*Problem requirements*. Print all of the data exactly.

*Input rows*.
-*-*-

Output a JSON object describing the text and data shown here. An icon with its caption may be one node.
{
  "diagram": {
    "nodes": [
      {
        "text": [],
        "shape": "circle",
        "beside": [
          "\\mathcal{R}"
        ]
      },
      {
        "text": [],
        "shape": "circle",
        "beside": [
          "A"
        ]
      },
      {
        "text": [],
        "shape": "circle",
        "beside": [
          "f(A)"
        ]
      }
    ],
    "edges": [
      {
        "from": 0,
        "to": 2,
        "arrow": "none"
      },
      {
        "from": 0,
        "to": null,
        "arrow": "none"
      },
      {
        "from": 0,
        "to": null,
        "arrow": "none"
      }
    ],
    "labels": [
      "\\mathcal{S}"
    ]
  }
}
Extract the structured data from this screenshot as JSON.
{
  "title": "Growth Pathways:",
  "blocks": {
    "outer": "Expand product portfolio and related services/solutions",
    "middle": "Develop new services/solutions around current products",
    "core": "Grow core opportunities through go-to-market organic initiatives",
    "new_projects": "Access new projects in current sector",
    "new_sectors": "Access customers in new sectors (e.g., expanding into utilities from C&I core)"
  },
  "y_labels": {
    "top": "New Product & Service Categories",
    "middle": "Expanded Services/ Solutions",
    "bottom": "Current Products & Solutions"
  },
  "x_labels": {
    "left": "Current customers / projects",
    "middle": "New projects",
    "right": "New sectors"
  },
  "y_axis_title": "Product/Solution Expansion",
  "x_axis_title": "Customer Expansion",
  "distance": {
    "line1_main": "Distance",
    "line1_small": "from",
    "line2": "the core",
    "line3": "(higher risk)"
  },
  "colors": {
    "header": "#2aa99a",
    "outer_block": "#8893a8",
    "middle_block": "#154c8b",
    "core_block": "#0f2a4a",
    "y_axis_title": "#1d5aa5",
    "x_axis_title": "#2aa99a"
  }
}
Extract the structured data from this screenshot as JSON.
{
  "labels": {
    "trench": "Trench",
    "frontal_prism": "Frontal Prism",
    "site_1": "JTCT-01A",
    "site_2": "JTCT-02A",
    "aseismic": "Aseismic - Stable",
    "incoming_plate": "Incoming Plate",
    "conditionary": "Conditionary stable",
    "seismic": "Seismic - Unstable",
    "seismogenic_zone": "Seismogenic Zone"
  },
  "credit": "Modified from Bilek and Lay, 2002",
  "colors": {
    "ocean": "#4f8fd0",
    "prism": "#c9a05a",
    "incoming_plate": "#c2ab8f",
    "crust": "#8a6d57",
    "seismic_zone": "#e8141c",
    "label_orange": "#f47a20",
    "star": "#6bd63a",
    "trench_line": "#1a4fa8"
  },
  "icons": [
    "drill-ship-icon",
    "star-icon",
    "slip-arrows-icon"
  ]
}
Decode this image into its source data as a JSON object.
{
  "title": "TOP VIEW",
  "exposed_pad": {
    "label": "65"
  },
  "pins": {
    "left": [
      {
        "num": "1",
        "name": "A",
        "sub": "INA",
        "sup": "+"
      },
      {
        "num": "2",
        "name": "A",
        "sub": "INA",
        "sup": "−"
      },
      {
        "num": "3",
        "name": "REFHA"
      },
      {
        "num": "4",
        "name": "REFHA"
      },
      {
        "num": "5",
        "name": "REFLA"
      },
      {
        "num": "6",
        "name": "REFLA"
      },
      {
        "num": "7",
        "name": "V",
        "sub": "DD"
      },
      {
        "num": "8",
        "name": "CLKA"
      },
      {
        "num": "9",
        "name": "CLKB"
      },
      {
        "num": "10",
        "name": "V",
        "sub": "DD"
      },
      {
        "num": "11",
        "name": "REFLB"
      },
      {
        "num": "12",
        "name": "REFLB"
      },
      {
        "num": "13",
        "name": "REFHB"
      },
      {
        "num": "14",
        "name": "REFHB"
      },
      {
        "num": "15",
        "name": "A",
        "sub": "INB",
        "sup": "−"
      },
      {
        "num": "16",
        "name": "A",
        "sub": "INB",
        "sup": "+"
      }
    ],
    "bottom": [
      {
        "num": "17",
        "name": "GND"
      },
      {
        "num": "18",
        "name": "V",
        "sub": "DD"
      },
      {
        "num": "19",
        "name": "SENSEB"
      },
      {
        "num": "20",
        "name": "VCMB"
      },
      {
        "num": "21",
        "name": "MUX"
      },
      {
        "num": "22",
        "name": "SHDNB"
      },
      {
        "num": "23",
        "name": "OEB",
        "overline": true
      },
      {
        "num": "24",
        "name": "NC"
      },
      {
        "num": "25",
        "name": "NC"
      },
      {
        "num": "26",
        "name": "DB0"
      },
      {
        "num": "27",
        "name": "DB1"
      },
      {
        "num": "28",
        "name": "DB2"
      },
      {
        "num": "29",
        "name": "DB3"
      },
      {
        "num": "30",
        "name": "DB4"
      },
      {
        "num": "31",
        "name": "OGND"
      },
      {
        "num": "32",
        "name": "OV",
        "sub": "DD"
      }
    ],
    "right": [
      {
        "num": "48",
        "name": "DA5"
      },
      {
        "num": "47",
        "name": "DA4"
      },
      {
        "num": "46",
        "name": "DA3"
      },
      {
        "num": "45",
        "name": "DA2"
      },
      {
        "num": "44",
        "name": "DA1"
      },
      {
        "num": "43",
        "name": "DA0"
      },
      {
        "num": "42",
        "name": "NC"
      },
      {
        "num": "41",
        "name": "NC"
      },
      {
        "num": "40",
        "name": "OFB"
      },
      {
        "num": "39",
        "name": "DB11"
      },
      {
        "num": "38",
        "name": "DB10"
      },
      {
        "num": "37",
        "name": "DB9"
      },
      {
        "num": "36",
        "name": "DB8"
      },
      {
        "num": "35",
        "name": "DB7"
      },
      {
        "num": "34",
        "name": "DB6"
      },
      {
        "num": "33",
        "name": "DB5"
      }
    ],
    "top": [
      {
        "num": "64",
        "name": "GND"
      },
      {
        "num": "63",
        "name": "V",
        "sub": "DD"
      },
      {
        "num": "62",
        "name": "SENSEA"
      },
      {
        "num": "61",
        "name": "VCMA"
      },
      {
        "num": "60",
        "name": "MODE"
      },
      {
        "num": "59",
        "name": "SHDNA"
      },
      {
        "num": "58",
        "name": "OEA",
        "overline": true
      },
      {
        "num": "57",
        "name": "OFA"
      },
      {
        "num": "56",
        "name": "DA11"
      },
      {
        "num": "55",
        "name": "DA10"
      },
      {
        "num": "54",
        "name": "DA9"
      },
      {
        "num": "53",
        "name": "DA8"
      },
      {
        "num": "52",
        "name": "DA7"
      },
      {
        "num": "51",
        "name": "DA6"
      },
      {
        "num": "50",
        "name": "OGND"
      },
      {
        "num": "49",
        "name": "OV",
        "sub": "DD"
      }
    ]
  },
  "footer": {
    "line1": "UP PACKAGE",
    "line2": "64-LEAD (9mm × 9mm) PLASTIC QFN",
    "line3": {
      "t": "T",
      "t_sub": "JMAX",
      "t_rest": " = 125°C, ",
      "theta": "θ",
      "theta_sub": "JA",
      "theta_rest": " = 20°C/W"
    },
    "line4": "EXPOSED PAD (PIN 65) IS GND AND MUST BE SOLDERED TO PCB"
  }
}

-*-*-

*Complete answer*.
Output a JSON object describing the text and data shown here. An icon with its caption may be one node.
{
  "diagram": {
    "nodes": [
      {
        "text": [],
        "shape": "circle",
        "beside": [
          "\\mathcal{R}"
        ]
      },
      {
        "text": [],
        "shape": "circle",
        "beside": [
          "A"
        ]
      },
      {
        "text": [],
        "shape": "circle",
        "beside": [
          "f(A)"
        ]
      }
    ],
    "edges": [
      {
        "from": 0,
        "to": 2,
        "arrow": "none"
      },
      {
        "from": 0,
        "to": null,
        "arrow": "none"
      },
      {
        "from": 0,
        "to": null,
        "arrow": "none"
      }
    ],
    "labels": [
      "\\mathcal{S}"
    ]
  }
}
Extract the structured data from this screenshot as JSON.
{
  "title": "Growth Pathways:",
  "blocks": {
    "outer": "Expand product portfolio and related services/solutions",
    "middle": "Develop new services/solutions around current products",
    "core": "Grow core opportunities through go-to-market organic initiatives",
    "new_projects": "Access new projects in current sector",
    "new_sectors": "Access customers in new sectors (e.g., expanding into utilities from C&I core)"
  },
  "y_labels": {
    "top": "New Product & Service Categories",
    "middle": "Expanded Services/ Solutions",
    "bottom": "Current Products & Solutions"
  },
  "x_labels": {
    "left": "Current customers / projects",
    "middle": "New projects",
    "right": "New sectors"
  },
  "y_axis_title": "Product/Solution Expansion",
  "x_axis_title": "Customer Expansion",
  "distance": {
    "line1_main": "Distance",
    "line1_small": "from",
    "line2": "the core",
    "line3": "(higher risk)"
  },
  "colors": {
    "header": "#2aa99a",
    "outer_block": "#8893a8",
    "middle_block": "#154c8b",
    "core_block": "#0f2a4a",
    "y_axis_title": "#1d5aa5",
    "x_axis_title": "#2aa99a"
  }
}
Extract the structured data from this screenshot as JSON.
{
  "labels": {
    "trench": "Trench",
    "frontal_prism": "Frontal Prism",
    "site_1": "JTCT-01A",
    "site_2": "JTCT-02A",
    "aseismic": "Aseismic - Stable",
    "incoming_plate": "Incoming Plate",
    "conditionary": "Conditionary stable",
    "seismic": "Seismic - Unstable",
    "seismogenic_zone": "Seismogenic Zone"
  },
  "credit": "Modified from Bilek and Lay, 2002",
  "colors": {
    "ocean": "#4f8fd0",
    "prism": "#c9a05a",
    "incoming_plate": "#c2ab8f",
    "crust": "#8a6d57",
    "seismic_zone": "#e8141c",
    "label_orange": "#f47a20",
    "star": "#6bd63a",
    "trench_line": "#1a4fa8"
  },
  "icons": [
    "drill-ship-icon",
    "star-icon",
    "slip-arrows-icon"
  ]
}
Decode this image into its source data as a JSON object.
{
  "title": "TOP VIEW",
  "exposed_pad": {
    "label": "65"
  },
  "pins": {
    "left": [
      {
        "num": "1",
        "name": "A",
        "sub": "INA",
        "sup": "+"
      },
      {
        "num": "2",
        "name": "A",
        "sub": "INA",
        "sup": "−"
      },
      {
        "num": "3",
        "name": "REFHA"
      },
      {
        "num": "4",
        "name": "REFHA"
      },
      {
        "num": "5",
        "name": "REFLA"
      },
      {
        "num": "6",
        "name": "REFLA"
      },
      {
        "num": "7",
        "name": "V",
        "sub": "DD"
      },
      {
        "num": "8",
        "name": "CLKA"
      },
      {
        "num": "9",
        "name": "CLKB"
      },
      {
        "num": "10",
        "name": "V",
        "sub": "DD"
      },
      {
        "num": "11",
        "name": "REFLB"
      },
      {
        "num": "12",
        "name": "REFLB"
      },
      {
        "num": "13",
        "name": "REFHB"
      },
      {
        "num": "14",
        "name": "REFHB"
      },
      {
        "num": "15",
        "name": "A",
        "sub": "INB",
        "sup": "−"
      },
      {
        "num": "16",
        "name": "A",
        "sub": "INB",
        "sup": "+"
      }
    ],
    "bottom": [
      {
        "num": "17",
        "name": "GND"
      },
      {
        "num": "18",
        "name": "V",
        "sub": "DD"
      },
      {
        "num": "19",
        "name": "SENSEB"
      },
      {
        "num": "20",
        "name": "VCMB"
      },
      {
        "num": "21",
        "name": "MUX"
      },
      {
        "num": "22",
        "name": "SHDNB"
      },
      {
        "num": "23",
        "name": "OEB",
        "overline": true
      },
      {
        "num": "24",
        "name": "NC"
      },
      {
        "num": "25",
        "name": "NC"
      },
      {
        "num": "26",
        "name": "DB0"
      },
      {
        "num": "27",
        "name": "DB1"
      },
      {
        "num": "28",
        "name": "DB2"
      },
      {
        "num": "29",
        "name": "DB3"
      },
      {
        "num": "30",
        "name": "DB4"
      },
      {
        "num": "31",
        "name": "OGND"
      },
      {
        "num": "32",
        "name": "OV",
        "sub": "DD"
      }
    ],
    "right": [
      {
        "num": "48",
        "name": "DA5"
      },
      {
        "num": "47",
        "name": "DA4"
      },
      {
        "num": "46",
        "name": "DA3"
      },
      {
        "num": "45",
        "name": "DA2"
      },
      {
        "num": "44",
        "name": "DA1"
      },
      {
        "num": "43",
        "name": "DA0"
      },
      {
        "num": "42",
        "name": "NC"
      },
      {
        "num": "41",
        "name": "NC"
      },
      {
        "num": "40",
        "name": "OFB"
      },
      {
        "num": "39",
        "name": "DB11"
      },
      {
        "num": "38",
        "name": "DB10"
      },
      {
        "num": "37",
        "name": "DB9"
      },
      {
        "num": "36",
        "name": "DB8"
      },
      {
        "num": "35",
        "name": "DB7"
      },
      {
        "num": "34",
        "name": "DB6"
      },
      {
        "num": "33",
        "name": "DB5"
      }
    ],
    "top": [
      {
        "num": "64",
        "name": "GND"
      },
      {
        "num": "63",
        "name": "V",
        "sub": "DD"
      },
      {
        "num": "62",
        "name": "SENSEA"
      },
      {
        "num": "61",
        "name": "VCMA"
      },
      {
        "num": "60",
        "name": "MODE"
      },
      {
        "num": "59",
        "name": "SHDNA"
      },
      {
        "num": "58",
        "name": "OEA",
        "overline": true
      },
      {
        "num": "57",
        "name": "OFA"
      },
      {
        "num": "56",
        "name": "DA11"
      },
      {
        "num": "55",
        "name": "DA10"
      },
      {
        "num": "54",
        "name": "DA9"
      },
      {
        "num": "53",
        "name": "DA8"
      },
      {
        "num": "52",
        "name": "DA7"
      },
      {
        "num": "51",
        "name": "DA6"
      },
      {
        "num": "50",
        "name": "OGND"
      },
      {
        "num": "49",
        "name": "OV",
        "sub": "DD"
      }
    ]
  },
  "footer": {
    "line1": "UP PACKAGE",
    "line2": "64-LEAD (9mm × 9mm) PLASTIC QFN",
    "line3": {
      "t": "T",
      "t_sub": "JMAX",
      "t_rest": " = 125°C, ",
      "theta": "θ",
      "theta_sub": "JA",
      "theta_rest": " = 20°C/W"
    },
    "line4": "EXPOSED PAD (PIN 65) IS GND AND MUST BE SOLDERED TO PCB"
  }
}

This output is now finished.